- [What this task involves]:
Reproduce all entries word for word.

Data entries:

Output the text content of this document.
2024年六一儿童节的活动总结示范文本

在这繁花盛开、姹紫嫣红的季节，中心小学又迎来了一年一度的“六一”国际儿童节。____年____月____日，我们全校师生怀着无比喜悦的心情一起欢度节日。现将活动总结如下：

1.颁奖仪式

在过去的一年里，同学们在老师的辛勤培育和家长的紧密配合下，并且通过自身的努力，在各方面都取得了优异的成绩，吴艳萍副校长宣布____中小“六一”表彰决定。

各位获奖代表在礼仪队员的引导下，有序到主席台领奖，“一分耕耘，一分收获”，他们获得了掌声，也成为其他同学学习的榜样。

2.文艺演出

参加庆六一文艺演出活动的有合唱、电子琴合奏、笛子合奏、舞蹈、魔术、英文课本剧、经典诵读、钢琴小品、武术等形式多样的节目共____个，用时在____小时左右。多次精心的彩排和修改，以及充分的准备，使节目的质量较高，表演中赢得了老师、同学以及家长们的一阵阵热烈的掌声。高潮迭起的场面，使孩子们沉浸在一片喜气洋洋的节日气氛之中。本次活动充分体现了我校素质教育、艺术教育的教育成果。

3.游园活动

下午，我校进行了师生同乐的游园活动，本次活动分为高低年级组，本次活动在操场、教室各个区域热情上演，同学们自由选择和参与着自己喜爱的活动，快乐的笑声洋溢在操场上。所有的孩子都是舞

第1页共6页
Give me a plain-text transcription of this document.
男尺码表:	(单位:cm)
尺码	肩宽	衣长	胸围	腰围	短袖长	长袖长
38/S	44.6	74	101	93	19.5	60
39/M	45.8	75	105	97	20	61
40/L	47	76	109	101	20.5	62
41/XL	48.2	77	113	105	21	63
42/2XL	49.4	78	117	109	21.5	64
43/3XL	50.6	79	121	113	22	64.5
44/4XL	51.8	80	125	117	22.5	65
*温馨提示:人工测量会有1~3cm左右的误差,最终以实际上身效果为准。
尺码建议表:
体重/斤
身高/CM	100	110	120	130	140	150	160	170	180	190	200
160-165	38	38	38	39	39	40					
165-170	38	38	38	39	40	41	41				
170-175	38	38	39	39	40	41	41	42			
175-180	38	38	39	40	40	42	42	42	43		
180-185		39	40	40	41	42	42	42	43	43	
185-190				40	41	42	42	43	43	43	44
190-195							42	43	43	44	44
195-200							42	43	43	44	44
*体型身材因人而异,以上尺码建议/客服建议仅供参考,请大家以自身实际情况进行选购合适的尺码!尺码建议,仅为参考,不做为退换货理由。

- [Reply to the task]:
Output the text content of this document.
2024年六一儿童节的活动总结示范文本

在这繁花盛开、姹紫嫣红的季节，中心小学又迎来了一年一度的“六一”国际儿童节。____年____月____日，我们全校师生怀着无比喜悦的心情一起欢度节日。现将活动总结如下：

1.颁奖仪式

在过去的一年里，同学们在老师的辛勤培育和家长的紧密配合下，并且通过自身的努力，在各方面都取得了优异的成绩，吴艳萍副校长宣布____中小“六一”表彰决定。

各位获奖代表在礼仪队员的引导下，有序到主席台领奖，“一分耕耘，一分收获”，他们获得了掌声，也成为其他同学学习的榜样。

2.文艺演出

参加庆六一文艺演出活动的有合唱、电子琴合奏、笛子合奏、舞蹈、魔术、英文课本剧、经典诵读、钢琴小品、武术等形式多样的节目共____个，用时在____小时左右。多次精心的彩排和修改，以及充分的准备，使节目的质量较高，表演中赢得了老师、同学以及家长们的一阵阵热烈的掌声。高潮迭起的场面，使孩子们沉浸在一片喜气洋洋的节日气氛之中。本次活动充分体现了我校素质教育、艺术教育的教育成果。

3.游园活动

下午，我校进行了师生同乐的游园活动，本次活动分为高低年级组，本次活动在操场、教室各个区域热情上演，同学们自由选择和参与着自己喜爱的活动，快乐的笑声洋溢在操场上。所有的孩子都是舞

第1页共6页
Give me a plain-text transcription of this document.
男尺码表:	(单位:cm)
尺码	肩宽	衣长	胸围	腰围	短袖长	长袖长
38/S	44.6	74	101	93	19.5	60
39/M	45.8	75	105	97	20	61
40/L	47	76	109	101	20.5	62
41/XL	48.2	77	113	105	21	63
42/2XL	49.4	78	117	109	21.5	64
43/3XL	50.6	79	121	113	22	64.5
44/4XL	51.8	80	125	117	22.5	65
*温馨提示:人工测量会有1~3cm左右的误差,最终以实际上身效果为准。
尺码建议表:
体重/斤
身高/CM	100	110	120	130	140	150	160	170	180	190	200
160-165	38	38	38	39	39	40					
165-170	38	38	38	39	40	41	41				
170-175	38	38	39	39	40	41	41	42			
175-180	38	38	39	40	40	42	42	42	43		
180-185		39	40	40	41	42	42	42	43	43	
185-190				40	41	42	42	43	43	43	44
190-195							42	43	43	44	44
195-200							42	43	43	44	44
*体型身材因人而异,以上尺码建议/客服建议仅供参考,请大家以自身实际情况进行选购合适的尺码!尺码建议,仅为参考,不做为退换货理由。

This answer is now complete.